* [WHAT IS REQUIRED]
Without the images, output each record below as it stands.

* [RECORDS FOR THIS EXERCISE]
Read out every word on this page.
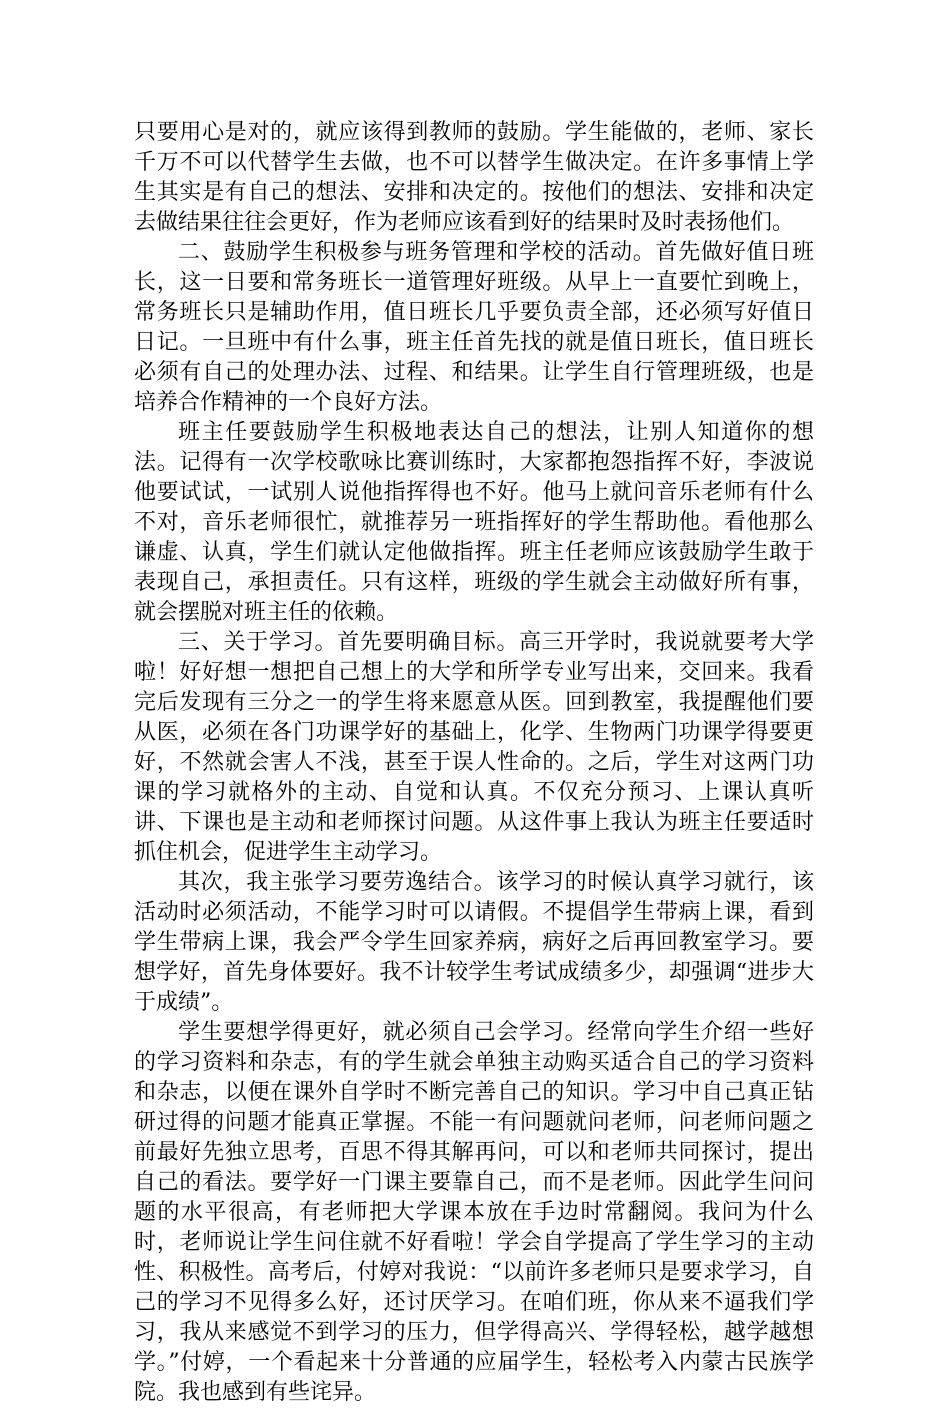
只要用心是对的，就应该得到教师的鼓励。学生能做的，老师、家长千万不可以代替学生去做，也不可以替学生做决定。在许多事情上学生其实是有自己的想法、安排和决定的。按他们的想法、安排和决定去做结果往往会更好，作为老师应该看到好的结果时及时表扬他们。

二、鼓励学生积极参与班务管理和学校的活动。首先做好值日班长，这一日要和常务班长一道管理好班级。从早上一直要忙到晚上，常务班长只是辅助作用，值日班长几乎要负责全部，还必须写好值日日记。一旦班中有什么事，班主任首先找的就是值日班长，值日班长必须有自己的处理办法、过程、和结果。让学生自行管理班级，也是培养合作精神的一个良好方法。

班主任要鼓励学生积极地表达自己的想法，让别人知道你的想法。记得有一次学校歌咏比赛训练时，大家都抱怨指挥不好，李波说他要试试，一试别人说他指挥得也不好。他马上就问音乐老师有什么不对，音乐老师很忙，就推荐另一班指挥好的学生帮助他。看他那么谦虚、认真，学生们就认定他做指挥。班主任老师应该鼓励学生敢于表现自己，承担责任。只有这样，班级的学生就会主动做好所有事，就会摆脱对班主任的依赖。

三、关于学习。首先要明确目标。高三开学时，我说就要考大学啦！好好想一想把自己想上的大学和所学专业写出来，交回来。我看完后发现有三分之一的学生将来愿意从医。回到教室，我提醒他们要从医，必须在各门功课学好的基础上，化学、生物两门功课学得要更好，不然就会害人不浅，甚至于误人性命的。之后，学生对这两门功课的学习就格外的主动、自觉和认真。不仅充分预习、上课认真听讲、下课也是主动和老师探讨问题。从这件事上我认为班主任要适时抓住机会，促进学生主动学习。

其次，我主张学习要劳逸结合。该学习的时候认真学习就行，该活动时必须活动，不能学习时可以请假。不提倡学生带病上课，看到学生带病上课，我会严令学生回家养病，病好之后再回教室学习。要想学好，首先身体要好。我不计较学生考试成绩多少，却强调“进步大于成绩”。

学生要想学得更好，就必须自己会学习。经常向学生介绍一些好的学习资料和杂志，有的学生就会单独主动购买适合自己的学习资料和杂志，以便在课外自学时不断完善自己的知识。学习中自己真正钻研过得的问题才能真正掌握。不能一有问题就问老师，问老师问题之前最好先独立思考，百思不得其解再问，可以和老师共同探讨，提出自己的看法。要学好一门课主要靠自己，而不是老师。因此学生问问题的水平很高，有老师把大学课本放在手边时常翻阅。我问为什么时，老师说让学生问住就不好看啦！学会自学提高了学生学习的主动性、积极性。高考后，付婷对我说：“以前许多老师只是要求学习，自己的学习不见得多么好，还讨厌学习。在咱们班，你从来不逼我们学习，我从来感觉不到学习的压力，但学得高兴、学得轻松，越学越想学。”付婷，一个看起来十分普通的应届学生，轻松考入内蒙古民族学院。我也感到有些诧异。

* [WORKED SOLUTION]
Read out every word on this page.
只要用心是对的，就应该得到教师的鼓励。学生能做的，老师、家长千万不可以代替学生去做，也不可以替学生做决定。在许多事情上学生其实是有自己的想法、安排和决定的。按他们的想法、安排和决定去做结果往往会更好，作为老师应该看到好的结果时及时表扬他们。

二、鼓励学生积极参与班务管理和学校的活动。首先做好值日班长，这一日要和常务班长一道管理好班级。从早上一直要忙到晚上，常务班长只是辅助作用，值日班长几乎要负责全部，还必须写好值日日记。一旦班中有什么事，班主任首先找的就是值日班长，值日班长必须有自己的处理办法、过程、和结果。让学生自行管理班级，也是培养合作精神的一个良好方法。

班主任要鼓励学生积极地表达自己的想法，让别人知道你的想法。记得有一次学校歌咏比赛训练时，大家都抱怨指挥不好，李波说他要试试，一试别人说他指挥得也不好。他马上就问音乐老师有什么不对，音乐老师很忙，就推荐另一班指挥好的学生帮助他。看他那么谦虚、认真，学生们就认定他做指挥。班主任老师应该鼓励学生敢于表现自己，承担责任。只有这样，班级的学生就会主动做好所有事，就会摆脱对班主任的依赖。

三、关于学习。首先要明确目标。高三开学时，我说就要考大学啦！好好想一想把自己想上的大学和所学专业写出来，交回来。我看完后发现有三分之一的学生将来愿意从医。回到教室，我提醒他们要从医，必须在各门功课学好的基础上，化学、生物两门功课学得要更好，不然就会害人不浅，甚至于误人性命的。之后，学生对这两门功课的学习就格外的主动、自觉和认真。不仅充分预习、上课认真听讲、下课也是主动和老师探讨问题。从这件事上我认为班主任要适时抓住机会，促进学生主动学习。

其次，我主张学习要劳逸结合。该学习的时候认真学习就行，该活动时必须活动，不能学习时可以请假。不提倡学生带病上课，看到学生带病上课，我会严令学生回家养病，病好之后再回教室学习。要想学好，首先身体要好。我不计较学生考试成绩多少，却强调“进步大于成绩”。

学生要想学得更好，就必须自己会学习。经常向学生介绍一些好的学习资料和杂志，有的学生就会单独主动购买适合自己的学习资料和杂志，以便在课外自学时不断完善自己的知识。学习中自己真正钻研过得的问题才能真正掌握。不能一有问题就问老师，问老师问题之前最好先独立思考，百思不得其解再问，可以和老师共同探讨，提出自己的看法。要学好一门课主要靠自己，而不是老师。因此学生问问题的水平很高，有老师把大学课本放在手边时常翻阅。我问为什么时，老师说让学生问住就不好看啦！学会自学提高了学生学习的主动性、积极性。高考后，付婷对我说：“以前许多老师只是要求学习，自己的学习不见得多么好，还讨厌学习。在咱们班，你从来不逼我们学习，我从来感觉不到学习的压力，但学得高兴、学得轻松，越学越想学。”付婷，一个看起来十分普通的应届学生，轻松考入内蒙古民族学院。我也感到有些诧异。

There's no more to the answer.